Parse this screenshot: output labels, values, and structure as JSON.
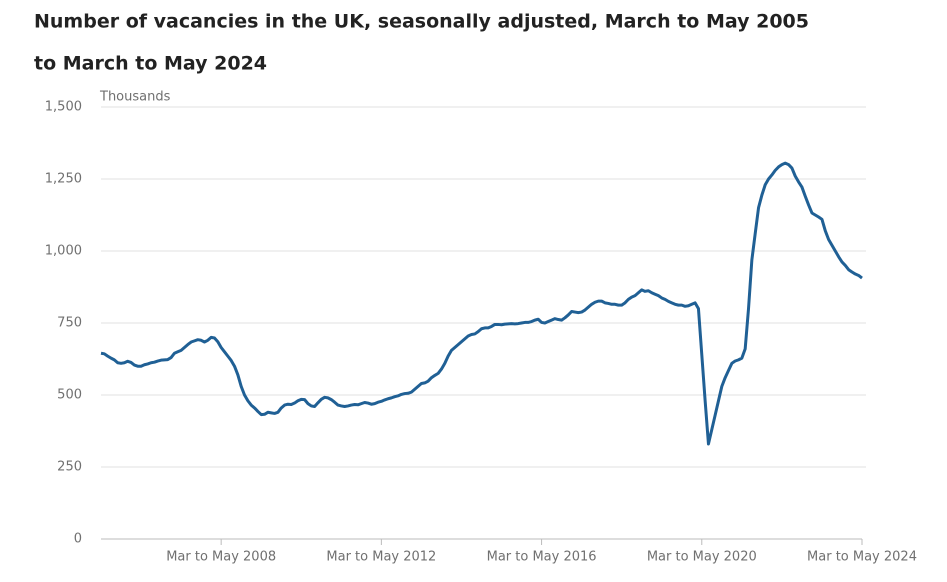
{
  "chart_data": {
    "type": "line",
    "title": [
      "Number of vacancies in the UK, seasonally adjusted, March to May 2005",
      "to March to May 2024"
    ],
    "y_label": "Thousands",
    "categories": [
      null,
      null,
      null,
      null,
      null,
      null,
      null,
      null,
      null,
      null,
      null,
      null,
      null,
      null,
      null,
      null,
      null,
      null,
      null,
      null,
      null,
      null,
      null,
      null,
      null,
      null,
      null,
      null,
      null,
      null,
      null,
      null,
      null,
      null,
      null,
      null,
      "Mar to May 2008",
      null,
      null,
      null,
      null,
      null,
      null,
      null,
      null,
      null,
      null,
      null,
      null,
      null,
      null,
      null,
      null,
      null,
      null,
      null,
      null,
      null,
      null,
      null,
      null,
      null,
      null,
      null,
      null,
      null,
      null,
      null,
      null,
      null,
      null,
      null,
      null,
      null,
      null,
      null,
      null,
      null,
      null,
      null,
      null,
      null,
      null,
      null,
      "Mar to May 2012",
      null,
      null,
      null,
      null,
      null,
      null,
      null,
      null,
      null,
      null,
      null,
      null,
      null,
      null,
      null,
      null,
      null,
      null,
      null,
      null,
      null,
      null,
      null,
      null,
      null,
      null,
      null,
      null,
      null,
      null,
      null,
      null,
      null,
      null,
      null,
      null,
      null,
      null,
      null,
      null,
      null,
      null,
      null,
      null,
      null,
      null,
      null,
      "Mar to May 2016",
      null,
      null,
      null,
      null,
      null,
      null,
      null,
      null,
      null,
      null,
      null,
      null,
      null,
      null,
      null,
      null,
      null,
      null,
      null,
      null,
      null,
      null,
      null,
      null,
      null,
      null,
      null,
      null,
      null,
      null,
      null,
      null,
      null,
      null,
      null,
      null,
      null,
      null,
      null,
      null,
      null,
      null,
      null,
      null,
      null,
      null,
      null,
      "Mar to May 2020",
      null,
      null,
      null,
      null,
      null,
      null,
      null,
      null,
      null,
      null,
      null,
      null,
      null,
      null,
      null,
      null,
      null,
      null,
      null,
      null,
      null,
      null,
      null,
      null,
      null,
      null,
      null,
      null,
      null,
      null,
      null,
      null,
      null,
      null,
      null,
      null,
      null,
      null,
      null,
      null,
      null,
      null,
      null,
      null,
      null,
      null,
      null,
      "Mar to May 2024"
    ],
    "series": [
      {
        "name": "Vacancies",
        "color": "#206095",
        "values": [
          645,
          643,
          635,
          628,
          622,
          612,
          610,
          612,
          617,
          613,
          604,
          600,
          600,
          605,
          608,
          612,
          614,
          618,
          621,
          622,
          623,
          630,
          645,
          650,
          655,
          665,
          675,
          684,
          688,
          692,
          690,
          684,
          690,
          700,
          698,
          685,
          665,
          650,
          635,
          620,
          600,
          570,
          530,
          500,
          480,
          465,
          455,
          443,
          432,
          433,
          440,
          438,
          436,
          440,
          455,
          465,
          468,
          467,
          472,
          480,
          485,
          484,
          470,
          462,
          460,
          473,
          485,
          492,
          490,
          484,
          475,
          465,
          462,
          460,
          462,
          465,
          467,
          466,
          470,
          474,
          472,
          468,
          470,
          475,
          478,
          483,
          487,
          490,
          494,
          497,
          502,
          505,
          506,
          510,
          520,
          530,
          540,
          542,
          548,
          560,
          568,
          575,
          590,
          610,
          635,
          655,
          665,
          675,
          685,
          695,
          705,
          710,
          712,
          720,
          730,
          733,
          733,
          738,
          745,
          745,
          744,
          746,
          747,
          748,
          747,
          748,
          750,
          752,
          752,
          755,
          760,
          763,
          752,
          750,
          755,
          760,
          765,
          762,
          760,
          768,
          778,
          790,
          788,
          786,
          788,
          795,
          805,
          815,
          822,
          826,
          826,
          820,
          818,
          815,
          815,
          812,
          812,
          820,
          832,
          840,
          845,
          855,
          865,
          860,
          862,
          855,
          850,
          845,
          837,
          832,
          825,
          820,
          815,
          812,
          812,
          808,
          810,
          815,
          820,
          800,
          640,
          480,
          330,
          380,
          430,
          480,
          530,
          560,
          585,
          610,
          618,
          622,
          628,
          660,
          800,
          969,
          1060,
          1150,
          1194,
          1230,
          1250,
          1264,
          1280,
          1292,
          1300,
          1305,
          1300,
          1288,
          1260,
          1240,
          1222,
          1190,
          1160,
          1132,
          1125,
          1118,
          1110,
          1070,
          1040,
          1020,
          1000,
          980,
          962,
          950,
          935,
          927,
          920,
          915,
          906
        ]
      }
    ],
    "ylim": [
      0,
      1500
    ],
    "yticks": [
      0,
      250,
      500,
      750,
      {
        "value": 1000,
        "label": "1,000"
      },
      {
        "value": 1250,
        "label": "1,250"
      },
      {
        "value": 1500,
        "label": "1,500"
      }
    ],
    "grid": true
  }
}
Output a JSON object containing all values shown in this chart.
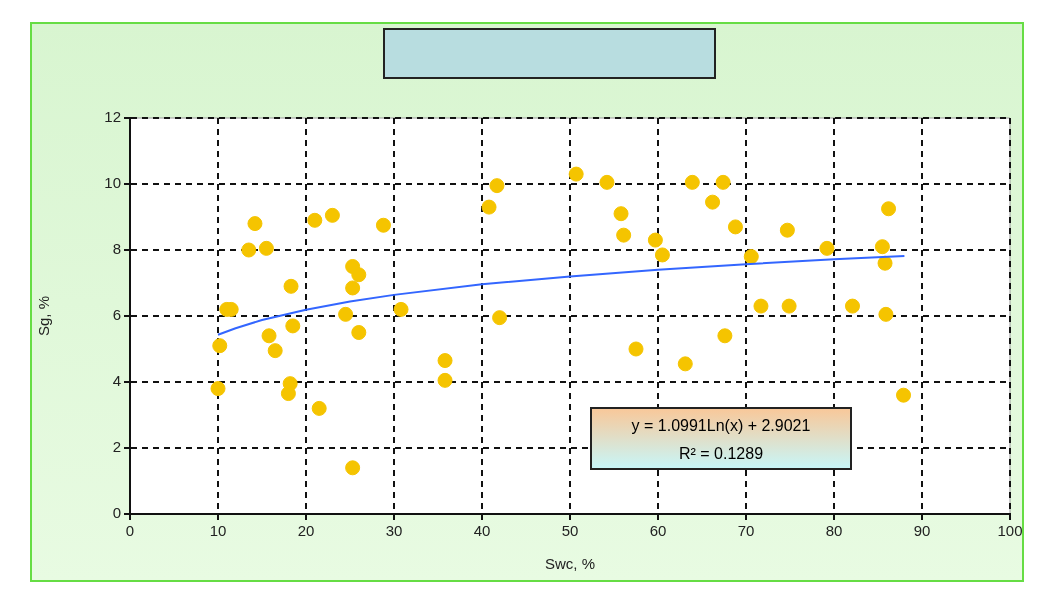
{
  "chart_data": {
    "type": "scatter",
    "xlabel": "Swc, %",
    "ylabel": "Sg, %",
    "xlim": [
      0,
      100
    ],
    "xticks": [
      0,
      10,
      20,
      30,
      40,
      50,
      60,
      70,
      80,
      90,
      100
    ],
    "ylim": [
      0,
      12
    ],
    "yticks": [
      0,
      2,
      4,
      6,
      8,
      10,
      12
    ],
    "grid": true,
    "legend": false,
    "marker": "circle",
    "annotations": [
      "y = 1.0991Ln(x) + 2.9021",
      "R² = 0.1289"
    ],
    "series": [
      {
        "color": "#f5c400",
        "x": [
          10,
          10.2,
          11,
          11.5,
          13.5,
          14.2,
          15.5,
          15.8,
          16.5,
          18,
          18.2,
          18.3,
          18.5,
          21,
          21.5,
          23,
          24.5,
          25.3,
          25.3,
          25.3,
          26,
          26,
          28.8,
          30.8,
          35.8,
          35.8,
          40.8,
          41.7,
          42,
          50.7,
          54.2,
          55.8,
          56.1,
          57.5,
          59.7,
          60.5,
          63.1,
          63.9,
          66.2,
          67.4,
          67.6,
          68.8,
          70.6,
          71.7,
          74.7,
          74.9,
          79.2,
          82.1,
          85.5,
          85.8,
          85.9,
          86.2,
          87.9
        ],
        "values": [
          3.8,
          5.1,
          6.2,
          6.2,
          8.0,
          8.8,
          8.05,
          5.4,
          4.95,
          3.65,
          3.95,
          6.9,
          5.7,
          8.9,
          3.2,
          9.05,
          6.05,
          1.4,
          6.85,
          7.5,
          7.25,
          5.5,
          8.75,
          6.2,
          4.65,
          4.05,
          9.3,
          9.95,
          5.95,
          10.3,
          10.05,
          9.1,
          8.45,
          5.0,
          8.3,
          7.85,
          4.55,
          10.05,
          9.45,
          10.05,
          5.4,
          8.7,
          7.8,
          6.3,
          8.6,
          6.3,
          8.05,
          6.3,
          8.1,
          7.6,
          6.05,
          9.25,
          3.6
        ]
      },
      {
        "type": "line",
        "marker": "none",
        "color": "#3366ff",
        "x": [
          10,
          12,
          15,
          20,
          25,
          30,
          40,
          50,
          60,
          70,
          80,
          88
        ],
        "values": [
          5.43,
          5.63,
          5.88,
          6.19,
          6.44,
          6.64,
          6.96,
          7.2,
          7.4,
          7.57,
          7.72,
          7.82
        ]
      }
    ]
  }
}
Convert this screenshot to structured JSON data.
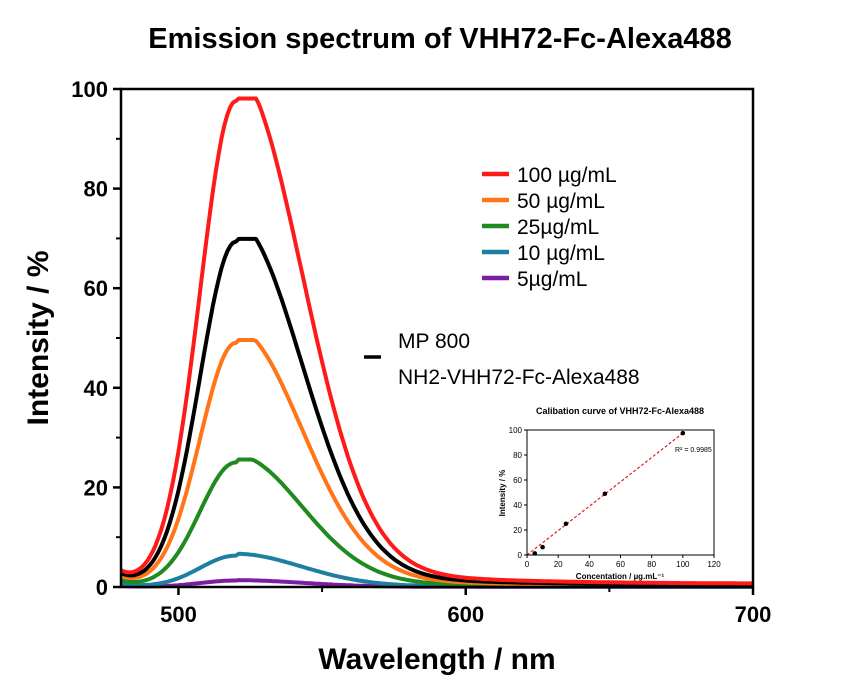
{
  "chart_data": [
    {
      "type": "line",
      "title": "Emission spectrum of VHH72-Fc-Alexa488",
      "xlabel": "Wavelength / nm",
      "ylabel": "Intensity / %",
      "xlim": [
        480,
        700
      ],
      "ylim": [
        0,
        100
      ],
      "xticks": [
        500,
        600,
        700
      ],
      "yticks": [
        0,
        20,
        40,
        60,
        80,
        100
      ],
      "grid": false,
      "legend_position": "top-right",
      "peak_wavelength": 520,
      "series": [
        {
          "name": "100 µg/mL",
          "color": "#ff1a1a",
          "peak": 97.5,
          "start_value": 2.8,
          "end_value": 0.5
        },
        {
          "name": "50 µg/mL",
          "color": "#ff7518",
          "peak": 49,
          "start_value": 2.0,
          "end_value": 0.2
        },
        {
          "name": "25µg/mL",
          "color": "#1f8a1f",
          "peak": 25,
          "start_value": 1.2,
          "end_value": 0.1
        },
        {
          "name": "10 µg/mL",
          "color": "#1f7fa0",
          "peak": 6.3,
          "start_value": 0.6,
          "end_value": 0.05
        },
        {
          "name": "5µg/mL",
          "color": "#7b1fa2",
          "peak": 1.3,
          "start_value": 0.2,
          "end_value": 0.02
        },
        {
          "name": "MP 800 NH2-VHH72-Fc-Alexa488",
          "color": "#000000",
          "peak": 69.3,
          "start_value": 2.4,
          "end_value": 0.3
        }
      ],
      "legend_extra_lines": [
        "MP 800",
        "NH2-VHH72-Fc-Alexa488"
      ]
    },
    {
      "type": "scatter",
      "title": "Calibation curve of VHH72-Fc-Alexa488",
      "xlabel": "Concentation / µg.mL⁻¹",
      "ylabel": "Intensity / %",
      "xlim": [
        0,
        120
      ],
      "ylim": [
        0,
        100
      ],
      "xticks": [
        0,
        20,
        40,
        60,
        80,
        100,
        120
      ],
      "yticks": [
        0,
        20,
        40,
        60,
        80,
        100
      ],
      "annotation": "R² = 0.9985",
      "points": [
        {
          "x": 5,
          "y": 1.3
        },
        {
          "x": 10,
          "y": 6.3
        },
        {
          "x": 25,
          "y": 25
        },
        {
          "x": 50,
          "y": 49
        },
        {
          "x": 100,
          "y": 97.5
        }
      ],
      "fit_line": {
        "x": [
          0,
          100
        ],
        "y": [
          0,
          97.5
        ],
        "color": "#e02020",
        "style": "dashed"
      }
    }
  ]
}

--- --- ---

Given exercise:
Copy all lines of the listing above that contain the string "color".

Correct output:
        "color": "#206095",
        "color": "#f5c400",
        "color": "#3366ff",
          "color": "#ff1a1a",
          "color": "#ff7518",
          "color": "#1f8a1f",
          "color": "#1f7fa0",
          "color": "#7b1fa2",
          "color": "#000000",
        "color": "#e02020",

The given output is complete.